Collected data entries:

────────

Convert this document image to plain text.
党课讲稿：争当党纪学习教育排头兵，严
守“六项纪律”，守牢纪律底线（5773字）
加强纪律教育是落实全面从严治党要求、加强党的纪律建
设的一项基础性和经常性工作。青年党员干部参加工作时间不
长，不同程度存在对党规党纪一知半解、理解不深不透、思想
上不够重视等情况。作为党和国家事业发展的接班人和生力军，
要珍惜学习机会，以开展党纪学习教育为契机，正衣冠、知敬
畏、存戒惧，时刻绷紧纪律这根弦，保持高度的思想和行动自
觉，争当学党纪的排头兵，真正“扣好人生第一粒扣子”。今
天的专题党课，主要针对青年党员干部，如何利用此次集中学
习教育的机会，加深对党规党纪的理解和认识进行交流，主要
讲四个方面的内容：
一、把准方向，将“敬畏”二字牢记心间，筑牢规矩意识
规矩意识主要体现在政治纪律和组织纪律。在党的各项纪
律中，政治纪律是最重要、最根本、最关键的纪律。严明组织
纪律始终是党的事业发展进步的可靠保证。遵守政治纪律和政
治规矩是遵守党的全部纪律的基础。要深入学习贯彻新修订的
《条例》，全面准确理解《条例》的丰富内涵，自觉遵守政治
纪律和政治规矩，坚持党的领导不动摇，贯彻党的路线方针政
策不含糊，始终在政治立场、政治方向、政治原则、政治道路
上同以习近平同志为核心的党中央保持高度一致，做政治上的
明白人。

────────

> _SET PROBLEM_
Return the material in full, exactly as shown.

> _PROBLEM SOLUTION_
Convert this document image to plain text.
党课讲稿：争当党纪学习教育排头兵，严
守“六项纪律”，守牢纪律底线（5773字）
加强纪律教育是落实全面从严治党要求、加强党的纪律建
设的一项基础性和经常性工作。青年党员干部参加工作时间不
长，不同程度存在对党规党纪一知半解、理解不深不透、思想
上不够重视等情况。作为党和国家事业发展的接班人和生力军，
要珍惜学习机会，以开展党纪学习教育为契机，正衣冠、知敬
畏、存戒惧，时刻绷紧纪律这根弦，保持高度的思想和行动自
觉，争当学党纪的排头兵，真正“扣好人生第一粒扣子”。今
天的专题党课，主要针对青年党员干部，如何利用此次集中学
习教育的机会，加深对党规党纪的理解和认识进行交流，主要
讲四个方面的内容：
一、把准方向，将“敬畏”二字牢记心间，筑牢规矩意识
规矩意识主要体现在政治纪律和组织纪律。在党的各项纪
律中，政治纪律是最重要、最根本、最关键的纪律。严明组织
纪律始终是党的事业发展进步的可靠保证。遵守政治纪律和政
治规矩是遵守党的全部纪律的基础。要深入学习贯彻新修订的
《条例》，全面准确理解《条例》的丰富内涵，自觉遵守政治
纪律和政治规矩，坚持党的领导不动摇，贯彻党的路线方针政
策不含糊，始终在政治立场、政治方向、政治原则、政治道路
上同以习近平同志为核心的党中央保持高度一致，做政治上的
明白人。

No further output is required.